To be done ::
Extract each line bearing the word "this".

Provided records ::
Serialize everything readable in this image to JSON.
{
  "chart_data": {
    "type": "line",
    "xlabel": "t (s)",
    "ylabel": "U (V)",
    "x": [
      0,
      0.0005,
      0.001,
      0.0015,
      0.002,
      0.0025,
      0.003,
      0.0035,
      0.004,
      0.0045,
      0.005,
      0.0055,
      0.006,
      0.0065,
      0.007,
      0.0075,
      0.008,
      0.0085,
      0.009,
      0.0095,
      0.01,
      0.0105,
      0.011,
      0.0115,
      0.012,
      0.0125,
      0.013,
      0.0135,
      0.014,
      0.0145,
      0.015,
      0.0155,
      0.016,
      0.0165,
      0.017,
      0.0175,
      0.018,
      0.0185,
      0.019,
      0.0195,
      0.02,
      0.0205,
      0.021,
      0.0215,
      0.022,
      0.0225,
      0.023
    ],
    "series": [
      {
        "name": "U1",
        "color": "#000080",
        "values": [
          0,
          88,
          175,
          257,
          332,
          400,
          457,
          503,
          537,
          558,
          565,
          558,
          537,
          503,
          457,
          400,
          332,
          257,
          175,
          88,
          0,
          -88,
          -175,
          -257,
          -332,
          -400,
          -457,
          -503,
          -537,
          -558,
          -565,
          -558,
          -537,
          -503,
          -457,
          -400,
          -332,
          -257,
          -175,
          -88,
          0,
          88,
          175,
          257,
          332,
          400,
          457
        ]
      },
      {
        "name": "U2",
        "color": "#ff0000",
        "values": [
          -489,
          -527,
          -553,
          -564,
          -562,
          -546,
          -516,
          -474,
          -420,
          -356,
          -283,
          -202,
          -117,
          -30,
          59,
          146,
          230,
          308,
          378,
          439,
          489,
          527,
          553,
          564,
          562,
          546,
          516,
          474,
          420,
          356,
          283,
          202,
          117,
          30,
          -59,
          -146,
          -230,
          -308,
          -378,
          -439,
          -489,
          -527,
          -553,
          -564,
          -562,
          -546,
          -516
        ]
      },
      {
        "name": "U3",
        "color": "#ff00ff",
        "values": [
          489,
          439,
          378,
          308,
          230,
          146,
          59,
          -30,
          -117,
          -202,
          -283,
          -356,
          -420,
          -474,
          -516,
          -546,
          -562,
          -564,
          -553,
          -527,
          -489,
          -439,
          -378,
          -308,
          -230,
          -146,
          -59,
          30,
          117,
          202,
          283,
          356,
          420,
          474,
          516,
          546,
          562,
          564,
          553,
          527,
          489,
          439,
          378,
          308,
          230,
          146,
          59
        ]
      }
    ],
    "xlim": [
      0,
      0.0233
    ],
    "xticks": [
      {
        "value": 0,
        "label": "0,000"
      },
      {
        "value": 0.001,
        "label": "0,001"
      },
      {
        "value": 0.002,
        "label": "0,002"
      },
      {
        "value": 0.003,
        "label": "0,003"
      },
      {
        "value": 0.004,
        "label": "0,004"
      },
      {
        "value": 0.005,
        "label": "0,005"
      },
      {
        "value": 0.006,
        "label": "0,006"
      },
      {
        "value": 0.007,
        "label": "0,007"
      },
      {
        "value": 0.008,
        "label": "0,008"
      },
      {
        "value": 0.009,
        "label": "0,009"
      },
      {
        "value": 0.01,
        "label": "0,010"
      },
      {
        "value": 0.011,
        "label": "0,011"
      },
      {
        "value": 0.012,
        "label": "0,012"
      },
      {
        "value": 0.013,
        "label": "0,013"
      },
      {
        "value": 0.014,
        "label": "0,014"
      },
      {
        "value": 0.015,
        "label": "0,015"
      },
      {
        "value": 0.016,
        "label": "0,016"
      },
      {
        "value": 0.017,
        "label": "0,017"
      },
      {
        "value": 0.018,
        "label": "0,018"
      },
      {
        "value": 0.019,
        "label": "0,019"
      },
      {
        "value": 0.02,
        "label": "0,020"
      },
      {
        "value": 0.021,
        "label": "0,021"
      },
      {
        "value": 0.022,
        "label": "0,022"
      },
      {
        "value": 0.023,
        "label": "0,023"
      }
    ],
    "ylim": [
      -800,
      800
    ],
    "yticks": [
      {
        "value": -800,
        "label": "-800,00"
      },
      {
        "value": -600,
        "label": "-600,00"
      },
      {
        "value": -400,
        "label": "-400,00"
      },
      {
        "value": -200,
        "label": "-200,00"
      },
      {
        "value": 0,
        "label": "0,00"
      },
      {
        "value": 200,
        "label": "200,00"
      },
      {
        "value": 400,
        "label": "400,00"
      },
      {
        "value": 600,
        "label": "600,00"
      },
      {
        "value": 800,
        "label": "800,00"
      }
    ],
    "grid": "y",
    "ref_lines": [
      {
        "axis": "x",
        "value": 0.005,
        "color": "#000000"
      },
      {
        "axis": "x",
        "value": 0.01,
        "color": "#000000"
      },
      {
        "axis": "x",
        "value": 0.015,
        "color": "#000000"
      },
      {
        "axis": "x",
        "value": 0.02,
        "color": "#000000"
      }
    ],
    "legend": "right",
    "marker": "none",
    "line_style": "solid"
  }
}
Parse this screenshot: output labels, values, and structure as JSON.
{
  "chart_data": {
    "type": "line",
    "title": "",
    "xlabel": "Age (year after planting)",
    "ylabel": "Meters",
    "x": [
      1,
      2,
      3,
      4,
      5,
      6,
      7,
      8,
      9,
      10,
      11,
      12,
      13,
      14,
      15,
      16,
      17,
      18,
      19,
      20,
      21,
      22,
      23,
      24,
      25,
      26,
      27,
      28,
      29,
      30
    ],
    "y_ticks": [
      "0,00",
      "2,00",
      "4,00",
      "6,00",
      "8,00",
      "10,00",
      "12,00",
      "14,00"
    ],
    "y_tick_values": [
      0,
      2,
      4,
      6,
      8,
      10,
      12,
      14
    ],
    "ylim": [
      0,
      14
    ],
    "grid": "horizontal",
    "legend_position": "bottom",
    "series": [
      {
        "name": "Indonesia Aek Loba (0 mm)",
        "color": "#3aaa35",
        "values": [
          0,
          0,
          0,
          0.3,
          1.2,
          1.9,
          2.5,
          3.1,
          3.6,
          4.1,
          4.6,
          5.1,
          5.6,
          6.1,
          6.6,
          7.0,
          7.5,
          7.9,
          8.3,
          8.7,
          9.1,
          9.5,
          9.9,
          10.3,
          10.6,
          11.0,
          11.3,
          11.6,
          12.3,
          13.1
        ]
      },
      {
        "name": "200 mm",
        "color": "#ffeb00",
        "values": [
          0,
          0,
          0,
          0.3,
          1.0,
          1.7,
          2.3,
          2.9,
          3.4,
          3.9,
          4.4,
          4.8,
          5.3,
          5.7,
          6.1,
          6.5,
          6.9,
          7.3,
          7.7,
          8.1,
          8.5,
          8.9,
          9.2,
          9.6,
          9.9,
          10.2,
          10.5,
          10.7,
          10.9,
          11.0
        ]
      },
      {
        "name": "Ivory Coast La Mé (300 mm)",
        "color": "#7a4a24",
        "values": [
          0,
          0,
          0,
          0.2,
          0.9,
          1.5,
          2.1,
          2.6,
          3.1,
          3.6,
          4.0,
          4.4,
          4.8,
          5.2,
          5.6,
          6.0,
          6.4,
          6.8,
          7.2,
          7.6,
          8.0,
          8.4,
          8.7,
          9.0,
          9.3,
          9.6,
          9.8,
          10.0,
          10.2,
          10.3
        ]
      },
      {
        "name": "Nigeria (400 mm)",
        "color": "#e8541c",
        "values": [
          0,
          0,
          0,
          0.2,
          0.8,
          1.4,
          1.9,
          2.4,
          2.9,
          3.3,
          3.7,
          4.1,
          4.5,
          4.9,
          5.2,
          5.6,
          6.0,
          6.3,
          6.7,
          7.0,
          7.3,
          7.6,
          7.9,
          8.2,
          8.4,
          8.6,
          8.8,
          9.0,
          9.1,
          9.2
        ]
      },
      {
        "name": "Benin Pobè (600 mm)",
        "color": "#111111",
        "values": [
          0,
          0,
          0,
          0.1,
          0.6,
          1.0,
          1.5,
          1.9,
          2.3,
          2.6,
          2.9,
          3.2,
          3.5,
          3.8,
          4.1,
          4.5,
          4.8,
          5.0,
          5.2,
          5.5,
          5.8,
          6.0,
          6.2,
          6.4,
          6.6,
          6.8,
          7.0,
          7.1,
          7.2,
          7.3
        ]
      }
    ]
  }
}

Right answer ::
Serialize everything readable in this image to JSON.
Parse this screenshot: output labels, values, and structure as JSON.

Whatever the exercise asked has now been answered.